__YOUR TASKS__.
• a. According to the Strathcona Fiord passage, about how high above sea level do the steep hills on the sides of the valley rise?
• b. Print verbatim the lines of the listing starting at the line containing "bar-segment (958, 616, 1038, 751)" and ending at the line containing "bar-segment (611, 184, 691, 439)", including both of those lines.
------ PROVIDED PASSAGE ------
- Location: Ellesmere Island, Nunavut
- Coordinates: 78°43′N 82°55′W﻿ / ﻿78.717°N 82.917°W
- Ocean/sea sources: Bay Fiord
- Basin countries: Canada

= Strathcona Fiord =

Fjord in Nunavut, Canada

Strathcona Fiord is a fiord on the west central coast of Ellesmere Island, the most northern island within the Arctic Archipelago, Nunavut, Canada.

==Geography==
Strathcona Fiord is a southern tributary of Bay Fiord. The landscape in the region is fragile and spectacular. The steep hills forming the sides of the valley rise about 400 m above sea level. The striking arc of a terminal moraine marks the limit of the last ice advance in the area. Taggart Lake running eastward of the moraine drains Upper and Lower Taggart lakes into the head of the fiord. The Prince of Wales Icefield lies on the eastern flank of this valley.
------ RECORDS TO USE ------
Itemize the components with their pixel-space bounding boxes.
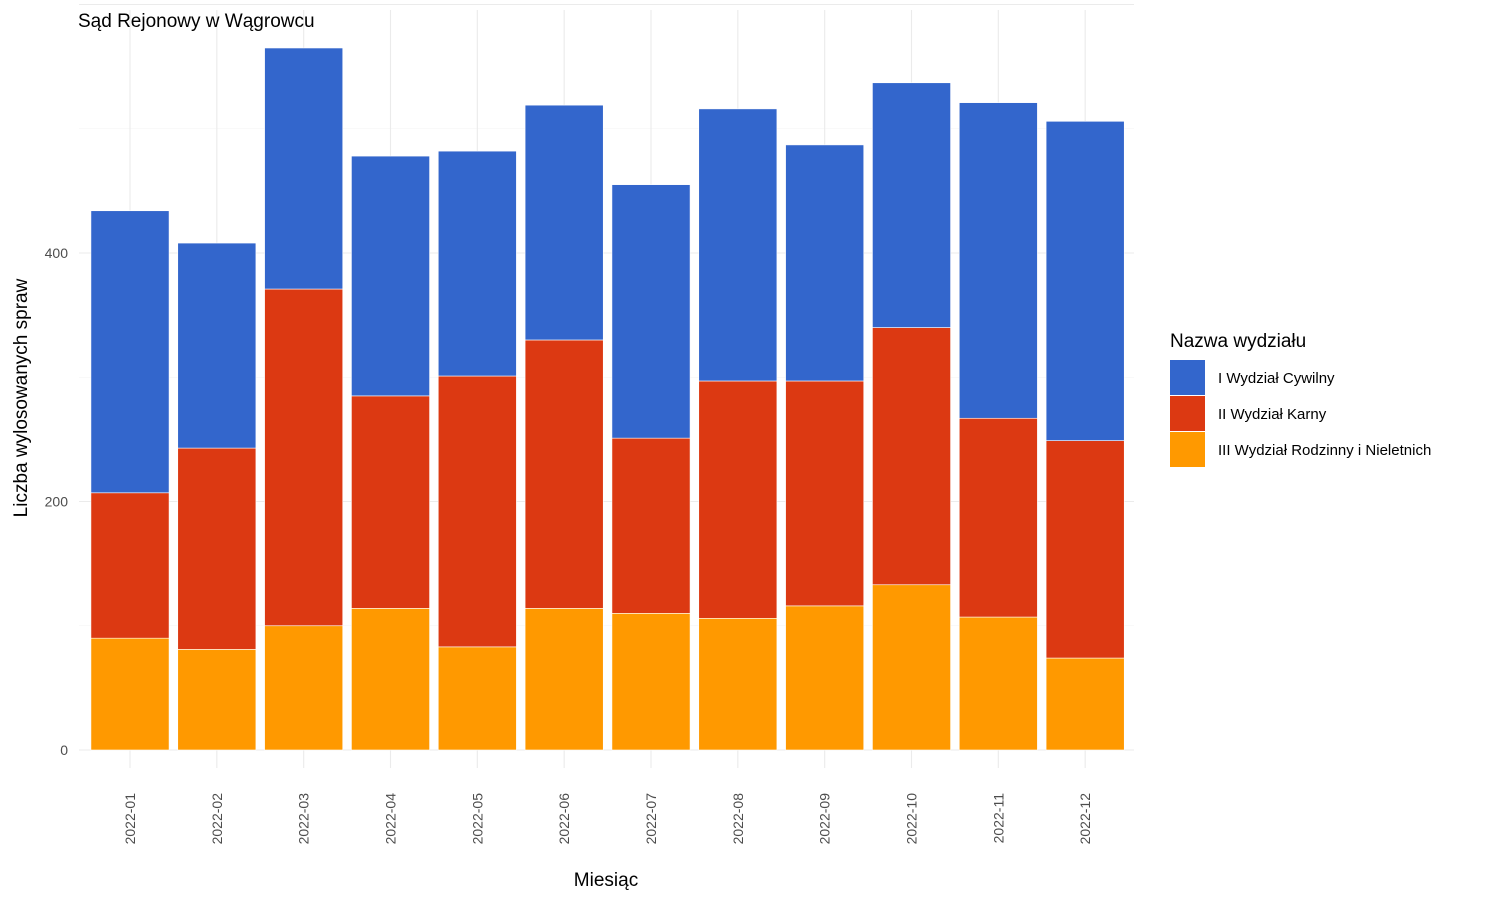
bar-segment (958, 616, 1038, 751)
chart-title: Sąd Rejonowy w Wągrowcu (78, 11, 315, 32)
bar-segment (437, 375, 517, 648)
bar-segment (958, 417, 1038, 618)
x-tick-label: 2022-05 (469, 793, 485, 845)
x-tick-label: 2022-01 (122, 793, 138, 845)
x-tick-label: 2022-04 (383, 793, 399, 845)
x-tick-label: 2022-03 (296, 793, 312, 845)
bar-segment (611, 184, 691, 439)
bar-segment (524, 339, 604, 609)
bar-segment (177, 242, 257, 449)
x-tick-label: 2022-06 (556, 793, 572, 845)
bar-segment (437, 646, 517, 751)
bar-segment (611, 437, 691, 614)
bar-segment (524, 608, 604, 751)
bar-segment (872, 82, 951, 328)
bar-segment (698, 380, 778, 619)
bar-segment (1045, 440, 1125, 659)
legend-title: Nazwa wydziału (1170, 331, 1306, 352)
bar-segment (1045, 120, 1125, 441)
legend: Nazwa wydziału I Wydział Cywilny II Wydzi… (1170, 331, 1431, 467)
x-axis-title: Miesiąc (574, 870, 638, 891)
x-axis-ticks: 2022-01 2022-02 2022-03 2022-04 2022-05 2022-… (122, 793, 1093, 845)
bar-segment (785, 605, 865, 751)
x-tick-label: 2022-12 (1077, 793, 1093, 845)
legend-swatch (1170, 432, 1205, 467)
legend-label: II Wydział Karny (1218, 406, 1327, 423)
bar-segment (264, 288, 344, 627)
x-tick-label: 2022-09 (817, 793, 833, 845)
bar-segment (1045, 657, 1125, 751)
y-tick-label: 200 (45, 494, 69, 510)
bar-segment (351, 608, 430, 751)
bar-segment (698, 108, 778, 382)
bar-segment (785, 144, 865, 382)
legend-label: III Wydział Rodzinny i Nieletnich (1218, 442, 1431, 459)
bar-segment (437, 150, 517, 377)
x-tick-label: 2022-11 (990, 793, 1006, 844)
bar-segment (698, 617, 778, 751)
y-axis-ticks: 0 200 400 (45, 245, 69, 758)
x-tick-label: 2022-07 (643, 793, 659, 845)
bar-segment (611, 613, 691, 751)
bar-segment (264, 47, 344, 290)
bar-segment (351, 395, 430, 609)
bar-segment (177, 649, 257, 751)
x-tick-label: 2022-02 (209, 793, 225, 845)
legend-swatch (1170, 360, 1205, 395)
bar-segment (264, 625, 344, 751)
bar-segment (177, 447, 257, 650)
bar-segment (785, 380, 865, 607)
legend-swatch (1170, 396, 1205, 431)
bar-segment (872, 584, 951, 751)
bar-segment (351, 155, 430, 397)
bar-segment (90, 492, 170, 639)
y-axis-title: Liczba wylosowanych spraw (11, 278, 32, 517)
legend-label: I Wydział Cywilny (1218, 370, 1335, 387)
x-tick-label: 2022-10 (904, 793, 920, 845)
bar-segment (872, 327, 951, 586)
bars-layer (90, 47, 1125, 751)
bar-segment (90, 210, 170, 494)
bar-segment (958, 102, 1038, 419)
x-tick-label: 2022-08 (730, 793, 746, 845)
y-tick-label: 400 (45, 245, 69, 261)
y-tick-label: 0 (60, 742, 68, 758)
bar-segment (524, 104, 604, 341)
bar-segment (90, 637, 170, 751)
------
__RESPONSES BY TASK__.
• a. About 400 m.

• b.
bar-segment (958, 616, 1038, 751)
chart-title: Sąd Rejonowy w Wągrowcu (78, 11, 315, 32)
bar-segment (437, 375, 517, 648)
bar-segment (958, 417, 1038, 618)
x-tick-label: 2022-05 (469, 793, 485, 845)
x-tick-label: 2022-01 (122, 793, 138, 845)
x-tick-label: 2022-04 (383, 793, 399, 845)
x-tick-label: 2022-03 (296, 793, 312, 845)
bar-segment (611, 184, 691, 439)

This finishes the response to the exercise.